#### Tarefa proposta 1:
Diga se cada afirmação concorda com o texto sobre as "Cartas do Inferno" e responda sim ou não, citando as palavras exatas do texto que decidem. (a) O cenário do livro é Londres no início da Segunda Guerra Mundial. (b) Os textos são de um torturado sofredor no inferno. (c) Segundo a carta, a vítima usa o critério de verdadeiro ou falso para conferir cada doutrina.
#### Tarefa proposta 2:
Retome o texto sobre as "Cartas do Inferno" e continue-o a partir da última frase apresentada.

#### Texto extraído:
++++++++
UMA CARTA DO INFERNO


Acabo de ler as "Cartas do Inferno", de autoria do escritor 
C. S. Lewis (Crônicas de Nárnia). que era também exímio 
teólogo cristão. Tem o dom de agradar tanto a católicos 
quanto a protestantes (evangélicos?). 

Os textos não são de um torturado sofredor no inferno, 
mas, instruções de um "alto burocrata" na hierarquia 
infernal, enviando instruções para um agente tentador 
de um jovem habitante do nosso planeta. 

O cenário é Londres no início da Segunda Guerra Mundial, 
mas as instruções são aplicáveis em qualquer  parte da 
Europa, nesse período. 

O que pretendo enfocar aqui, transcrevendo trechos da 
primeira carta, é a similitude dessa filosofia do capeta 
com o ideário político dos governantes (ou pretendentes 
ao governo) direitistas em toda parte, mas com o caso do 
Brasil, parece até instruções dirigidas diretamente a 
nossos (nossos?) políticos. 

Como se destina primariamente às questões espirituais, 
suprimi as partes eminentemente teológicas, pois abrange 
ideias que são integrantes do pensamento popular, mas 
que são aquelas difundidas pela Igreja Católica, o que, 
corresponde à tradição, mas não à verdade estrita. 

Confira nos trechos da primeira carta: 
-----------

CARTA Número 1 

Meu Caro Wormwood: 

[...] 
Parece-me que você está se convencendo que através 
da argumentação você pode afastá-lo da influência do 
Inimigo. 
Isso até seria aceitável, mas parta do princípio que sua 
vítima já se acostumou desde criança a ter uma dúzia 
de filosofias diferentes dançando em sua cabeça. 
Ele não usa o critério de "VERDADEIRO" ou "FALSO" 
para conferir cada doutrina que lhe apareça 
(seja do Inimigo ou nossa). 

Percebo que você tem intenções produtivas, mas há um 
problema muito grande quando tentamos persuadir o 
paciente a passar para nosso lado pelo emprego de 
argumentos e lógica: isto conduz toda a luta para o campo 
do Inimigo, que para azar nosso também sabe argumentar 
(e melhor do que nós). Por outro lado, no que diz respeito 
à propaganda prática (ainda que falsa) que lhe sugeri, nos 
situamos bem melhor.
++++++++
#### Informações fornecidas:

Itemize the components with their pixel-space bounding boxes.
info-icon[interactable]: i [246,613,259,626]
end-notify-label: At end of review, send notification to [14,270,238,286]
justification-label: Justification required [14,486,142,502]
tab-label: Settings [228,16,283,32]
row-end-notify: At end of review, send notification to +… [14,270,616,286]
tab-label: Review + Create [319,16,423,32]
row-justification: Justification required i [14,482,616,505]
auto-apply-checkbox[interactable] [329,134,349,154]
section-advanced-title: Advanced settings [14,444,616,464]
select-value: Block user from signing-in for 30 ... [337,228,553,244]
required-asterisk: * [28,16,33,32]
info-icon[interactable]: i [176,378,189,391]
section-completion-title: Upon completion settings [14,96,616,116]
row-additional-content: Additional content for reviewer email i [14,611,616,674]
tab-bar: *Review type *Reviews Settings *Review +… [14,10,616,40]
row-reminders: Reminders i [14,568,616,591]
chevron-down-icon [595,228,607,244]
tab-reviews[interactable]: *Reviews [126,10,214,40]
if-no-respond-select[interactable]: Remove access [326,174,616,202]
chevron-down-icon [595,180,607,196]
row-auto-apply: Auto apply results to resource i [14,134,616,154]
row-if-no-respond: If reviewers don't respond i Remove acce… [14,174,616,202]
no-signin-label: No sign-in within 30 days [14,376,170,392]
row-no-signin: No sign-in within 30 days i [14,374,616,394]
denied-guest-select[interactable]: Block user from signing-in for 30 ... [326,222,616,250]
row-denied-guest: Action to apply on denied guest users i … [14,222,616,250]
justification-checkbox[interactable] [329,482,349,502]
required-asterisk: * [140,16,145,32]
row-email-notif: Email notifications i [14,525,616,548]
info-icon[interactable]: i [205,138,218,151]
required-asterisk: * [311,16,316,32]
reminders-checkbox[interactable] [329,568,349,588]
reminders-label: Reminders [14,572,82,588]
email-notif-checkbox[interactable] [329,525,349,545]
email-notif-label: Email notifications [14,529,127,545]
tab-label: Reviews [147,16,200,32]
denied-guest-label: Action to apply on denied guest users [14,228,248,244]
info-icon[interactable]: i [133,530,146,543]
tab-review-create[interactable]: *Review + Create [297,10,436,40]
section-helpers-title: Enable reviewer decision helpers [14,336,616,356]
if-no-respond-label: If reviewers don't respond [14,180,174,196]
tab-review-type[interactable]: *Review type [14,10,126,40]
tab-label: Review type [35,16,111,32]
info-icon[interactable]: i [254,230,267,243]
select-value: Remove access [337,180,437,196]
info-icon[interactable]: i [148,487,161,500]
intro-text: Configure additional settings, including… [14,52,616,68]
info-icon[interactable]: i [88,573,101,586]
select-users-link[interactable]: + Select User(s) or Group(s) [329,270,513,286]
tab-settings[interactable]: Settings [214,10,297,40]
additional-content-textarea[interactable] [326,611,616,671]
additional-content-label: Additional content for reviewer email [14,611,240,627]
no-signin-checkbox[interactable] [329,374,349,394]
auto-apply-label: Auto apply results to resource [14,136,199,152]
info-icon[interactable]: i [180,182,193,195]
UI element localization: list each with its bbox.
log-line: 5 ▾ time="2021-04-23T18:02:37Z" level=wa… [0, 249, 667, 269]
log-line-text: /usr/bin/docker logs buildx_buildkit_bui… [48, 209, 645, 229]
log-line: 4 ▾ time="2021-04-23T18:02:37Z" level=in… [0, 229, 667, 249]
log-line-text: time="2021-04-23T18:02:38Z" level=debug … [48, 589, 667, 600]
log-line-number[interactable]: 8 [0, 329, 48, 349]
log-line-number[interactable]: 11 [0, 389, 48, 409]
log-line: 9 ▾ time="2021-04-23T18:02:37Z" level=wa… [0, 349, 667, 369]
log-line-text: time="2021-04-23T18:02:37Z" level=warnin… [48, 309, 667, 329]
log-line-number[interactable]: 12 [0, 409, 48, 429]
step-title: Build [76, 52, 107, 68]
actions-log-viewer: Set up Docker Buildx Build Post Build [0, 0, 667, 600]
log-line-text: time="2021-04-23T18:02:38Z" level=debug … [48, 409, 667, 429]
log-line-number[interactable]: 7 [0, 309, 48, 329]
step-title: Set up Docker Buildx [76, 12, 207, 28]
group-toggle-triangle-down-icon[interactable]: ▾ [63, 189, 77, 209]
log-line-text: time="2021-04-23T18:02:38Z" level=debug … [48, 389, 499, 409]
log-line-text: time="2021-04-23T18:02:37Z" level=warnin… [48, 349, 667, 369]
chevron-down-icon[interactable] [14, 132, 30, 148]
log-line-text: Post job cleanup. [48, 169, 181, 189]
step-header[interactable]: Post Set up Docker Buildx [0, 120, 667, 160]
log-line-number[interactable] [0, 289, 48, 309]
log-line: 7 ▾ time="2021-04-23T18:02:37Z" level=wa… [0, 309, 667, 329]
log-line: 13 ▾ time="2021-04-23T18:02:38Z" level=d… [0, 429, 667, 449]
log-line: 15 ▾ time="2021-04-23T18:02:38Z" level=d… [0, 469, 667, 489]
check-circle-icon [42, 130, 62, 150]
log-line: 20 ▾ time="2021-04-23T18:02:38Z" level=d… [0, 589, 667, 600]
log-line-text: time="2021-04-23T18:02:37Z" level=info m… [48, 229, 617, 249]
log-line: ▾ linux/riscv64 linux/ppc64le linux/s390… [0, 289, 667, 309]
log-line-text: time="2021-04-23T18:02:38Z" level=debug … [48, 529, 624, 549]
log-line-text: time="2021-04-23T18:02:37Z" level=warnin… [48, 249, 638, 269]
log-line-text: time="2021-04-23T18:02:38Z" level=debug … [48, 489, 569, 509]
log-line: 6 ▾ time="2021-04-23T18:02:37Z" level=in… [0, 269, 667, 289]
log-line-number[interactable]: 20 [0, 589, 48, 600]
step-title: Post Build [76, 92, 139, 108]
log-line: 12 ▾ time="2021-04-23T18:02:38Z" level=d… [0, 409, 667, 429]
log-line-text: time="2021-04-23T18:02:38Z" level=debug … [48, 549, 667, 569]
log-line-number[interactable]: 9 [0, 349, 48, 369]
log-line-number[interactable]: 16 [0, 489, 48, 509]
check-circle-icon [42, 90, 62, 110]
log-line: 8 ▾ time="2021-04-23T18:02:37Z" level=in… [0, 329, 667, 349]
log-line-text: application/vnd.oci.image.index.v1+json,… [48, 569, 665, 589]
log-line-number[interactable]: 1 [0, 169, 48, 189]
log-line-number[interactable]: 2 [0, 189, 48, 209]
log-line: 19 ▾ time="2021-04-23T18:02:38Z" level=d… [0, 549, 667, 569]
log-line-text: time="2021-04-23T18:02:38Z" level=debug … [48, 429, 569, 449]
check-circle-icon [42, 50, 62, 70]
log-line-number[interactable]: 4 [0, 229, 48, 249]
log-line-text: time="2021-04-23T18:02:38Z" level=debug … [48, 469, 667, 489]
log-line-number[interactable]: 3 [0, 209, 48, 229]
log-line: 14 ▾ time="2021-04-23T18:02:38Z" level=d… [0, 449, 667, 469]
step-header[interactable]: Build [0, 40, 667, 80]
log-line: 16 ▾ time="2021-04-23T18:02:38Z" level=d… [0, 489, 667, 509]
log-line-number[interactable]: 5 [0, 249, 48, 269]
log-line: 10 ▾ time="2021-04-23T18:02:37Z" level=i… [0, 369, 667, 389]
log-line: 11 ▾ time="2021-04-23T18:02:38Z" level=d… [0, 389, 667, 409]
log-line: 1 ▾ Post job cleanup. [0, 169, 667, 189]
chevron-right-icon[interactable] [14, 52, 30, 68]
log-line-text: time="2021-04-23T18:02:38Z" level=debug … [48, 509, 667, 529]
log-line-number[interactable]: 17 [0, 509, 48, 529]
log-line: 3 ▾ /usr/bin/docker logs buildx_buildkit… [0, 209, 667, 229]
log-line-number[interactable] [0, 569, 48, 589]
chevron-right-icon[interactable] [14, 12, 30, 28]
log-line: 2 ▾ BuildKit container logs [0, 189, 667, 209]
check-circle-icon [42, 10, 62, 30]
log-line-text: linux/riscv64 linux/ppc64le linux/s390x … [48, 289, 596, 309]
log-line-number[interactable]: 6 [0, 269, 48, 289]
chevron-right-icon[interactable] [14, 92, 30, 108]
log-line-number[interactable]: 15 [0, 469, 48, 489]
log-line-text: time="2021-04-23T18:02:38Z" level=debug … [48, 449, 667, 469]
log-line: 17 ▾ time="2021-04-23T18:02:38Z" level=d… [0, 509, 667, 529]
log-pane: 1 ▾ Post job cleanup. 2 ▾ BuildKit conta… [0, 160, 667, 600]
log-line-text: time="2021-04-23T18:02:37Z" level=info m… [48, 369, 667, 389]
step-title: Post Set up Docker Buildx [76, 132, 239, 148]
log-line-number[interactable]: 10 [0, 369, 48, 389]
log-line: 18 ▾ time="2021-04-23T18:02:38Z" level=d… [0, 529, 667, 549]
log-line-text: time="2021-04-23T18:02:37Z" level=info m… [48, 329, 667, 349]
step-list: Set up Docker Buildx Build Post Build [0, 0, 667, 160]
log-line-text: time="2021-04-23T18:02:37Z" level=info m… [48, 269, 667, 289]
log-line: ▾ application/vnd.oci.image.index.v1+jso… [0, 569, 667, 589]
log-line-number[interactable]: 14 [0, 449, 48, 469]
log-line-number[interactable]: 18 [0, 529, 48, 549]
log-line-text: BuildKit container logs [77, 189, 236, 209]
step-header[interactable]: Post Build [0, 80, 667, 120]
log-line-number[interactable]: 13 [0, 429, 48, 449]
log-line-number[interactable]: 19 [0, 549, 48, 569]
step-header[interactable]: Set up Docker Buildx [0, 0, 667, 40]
++++++++
#### Resposta esperada 1:
(a) Sim: “O cenário é Londres no início da Segunda Guerra Mundial”.
(b) Não: “Os textos não são de um torturado sofredor no inferno”.
(c) Não: “Ele não usa o critério de "VERDADEIRO" ou "FALSO" para conferir cada doutrina que lhe apareça”.

#### Resposta esperada 2:
Pela pura argumentação, você despertará o raciocínio 
do paciente; uma vez que a razão dele desperte, 
quem poderia prever o resultado? 
Veja que perigo! 
Mesmo que uma cadeia de raciocínio lógico possa ser 
torcida de modo a nos favorecer, isso tende a acostumar 
o paciente ao hábito fatal de questionar as coisas, 
analisando as mesmas com visão geral, e desviando-se 
das experiências ditas "concretas", que na verdade são 
apenas experiências sensíveis e imediatas. 
Sua maior ocupação deve ser portanto a de prender a 
atenção da vítima de modo a jamais se libertar da corrente 
do "Se eu vejo, creio!". 
Ensine-o chamar esta corrente "Vida Real", e jamais 
deixe-o perguntar a si próprio o que significa "Real". 
Lembre-se do quanto os humanos são escravizados 
à rotina. 
[...] 
================
trecho suprimido 
================
Uma vez, tive um paciente, ateu convicto, que costumava 
fazer pesquisas no Museu Britânico. 
Um dia, estando ele a ler, notei que seu pensamento 
esvoaçava com tendência a um caminho errado. Com 
efeito, o Inimigo ali estava ao seu lado, naquele momento. 
Antes que desse por mim, vi o meu trabalho de vinte anos 
começando a desmoronar. Se tivesse entrado em pânico e 
tentado argumentar, eu estaria irremediavelmente perdido. 
Mas não fui tolo a esse ponto! 
Recordei da parte da vítima que mais estava sob meu 
controle e lembrei-lhe que estava na hora de almoçar. 
O Inimigo acho lhe fez uma contra-sugestão (você bem 
sabe como é difícil acompanhar aquilo que Ele lhes diz) 
de que a questão que lhe surgira na mente era mais 
importante do que o alimento. 
Penso ter sido essa a técnica do Inimigo porque quando 
lhe disse "Basta! Isto é algo muito importante para se 
meditar num final de manhã...", vi que o paciente ficou 
satisfeito. 
Assim, arrisquei dizer: "E muito melhor se você voltar 
ao assunto depois do almoço e estudar o problema com 
cabeça mais fresca. 
Não havia acabado a frase e ele já estava no meio do 
caminho para a rua. Na rua, a batalha estava ganha. 
Mostrei-lhe um jornaleiro gritando "Olha o Jornal da 
Tarde", e o Ônibus No.73 que ia passando, e antes que ele 
tivesse dado muitos passos, eu o tinha convencido de que 
sejam lá quais forem as idéias extraordinárias que possam 
vir à mente de alguém trancado com seus livros, basta uma 
dose de "Vida Real" (que ele entendia como o ônibus e o 
jornaleiro gritando) para persuadi-lo que "Aquilo Tudo" 
não podia ser verdade de jeito nenhum. 
A vítima escapara por um fio, e anos mais tarde, gostava 
de se referir àquela ocasião como "senso inarticulado de 
realidade, que é o último salva-vidas contra as aberrações 
da simples lógica". 
Hoje, ele está seguro, na Casa de Nosso Pai. 
Começa a perceber? 
[...] 
Os homens acham quase impossível crer em realidades 
que não lhes sejam familiares, se estão diante de seus 
olhos fatos mais ordinários. 
Insista pois em lhe mostrar o lado comum das coisas.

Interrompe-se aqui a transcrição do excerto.